▶ Written problem: Extract every line below, verbatim.

[Stored records]
+===+
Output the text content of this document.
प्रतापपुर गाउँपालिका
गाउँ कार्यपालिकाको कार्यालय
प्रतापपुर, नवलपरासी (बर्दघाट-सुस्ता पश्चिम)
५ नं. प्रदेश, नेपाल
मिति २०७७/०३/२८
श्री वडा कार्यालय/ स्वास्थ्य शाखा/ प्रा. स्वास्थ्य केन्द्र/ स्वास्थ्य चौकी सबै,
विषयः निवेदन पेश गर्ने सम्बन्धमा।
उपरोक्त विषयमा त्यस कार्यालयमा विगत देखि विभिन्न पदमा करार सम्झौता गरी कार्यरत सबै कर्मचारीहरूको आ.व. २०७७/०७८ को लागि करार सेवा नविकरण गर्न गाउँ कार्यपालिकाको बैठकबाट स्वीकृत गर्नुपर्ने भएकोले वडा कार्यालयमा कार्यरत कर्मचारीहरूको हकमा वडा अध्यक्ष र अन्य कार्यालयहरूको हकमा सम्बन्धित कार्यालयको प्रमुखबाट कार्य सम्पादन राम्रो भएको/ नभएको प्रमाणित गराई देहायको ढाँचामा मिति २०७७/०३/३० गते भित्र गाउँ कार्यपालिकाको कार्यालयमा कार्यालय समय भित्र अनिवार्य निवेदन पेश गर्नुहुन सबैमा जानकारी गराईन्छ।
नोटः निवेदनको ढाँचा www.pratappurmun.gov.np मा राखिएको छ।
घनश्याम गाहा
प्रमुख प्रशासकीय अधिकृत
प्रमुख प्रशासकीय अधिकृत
+===+
▶ Finished exercise:
Output the text content of this document.
प्रतापपुर गाउँपालिका
गाउँ कार्यपालिकाको कार्यालय
प्रतापपुर, नवलपरासी (बर्दघाट-सुस्ता पश्चिम)
५ नं. प्रदेश, नेपाल
मिति २०७७/०३/२८
श्री वडा कार्यालय/ स्वास्थ्य शाखा/ प्रा. स्वास्थ्य केन्द्र/ स्वास्थ्य चौकी सबै,
विषयः निवेदन पेश गर्ने सम्बन्धमा।
उपरोक्त विषयमा त्यस कार्यालयमा विगत देखि विभिन्न पदमा करार सम्झौता गरी कार्यरत सबै कर्मचारीहरूको आ.व. २०७७/०७८ को लागि करार सेवा नविकरण गर्न गाउँ कार्यपालिकाको बैठकबाट स्वीकृत गर्नुपर्ने भएकोले वडा कार्यालयमा कार्यरत कर्मचारीहरूको हकमा वडा अध्यक्ष र अन्य कार्यालयहरूको हकमा सम्बन्धित कार्यालयको प्रमुखबाट कार्य सम्पादन राम्रो भएको/ नभएको प्रमाणित गराई देहायको ढाँचामा मिति २०७७/०३/३० गते भित्र गाउँ कार्यपालिकाको कार्यालयमा कार्यालय समय भित्र अनिवार्य निवेदन पेश गर्नुहुन सबैमा जानकारी गराईन्छ।
नोटः निवेदनको ढाँचा www.pratappurmun.gov.np मा राखिएको छ।
घनश्याम गाहा
प्रमुख प्रशासकीय अधिकृत
प्रमुख प्रशासकीय अधिकृत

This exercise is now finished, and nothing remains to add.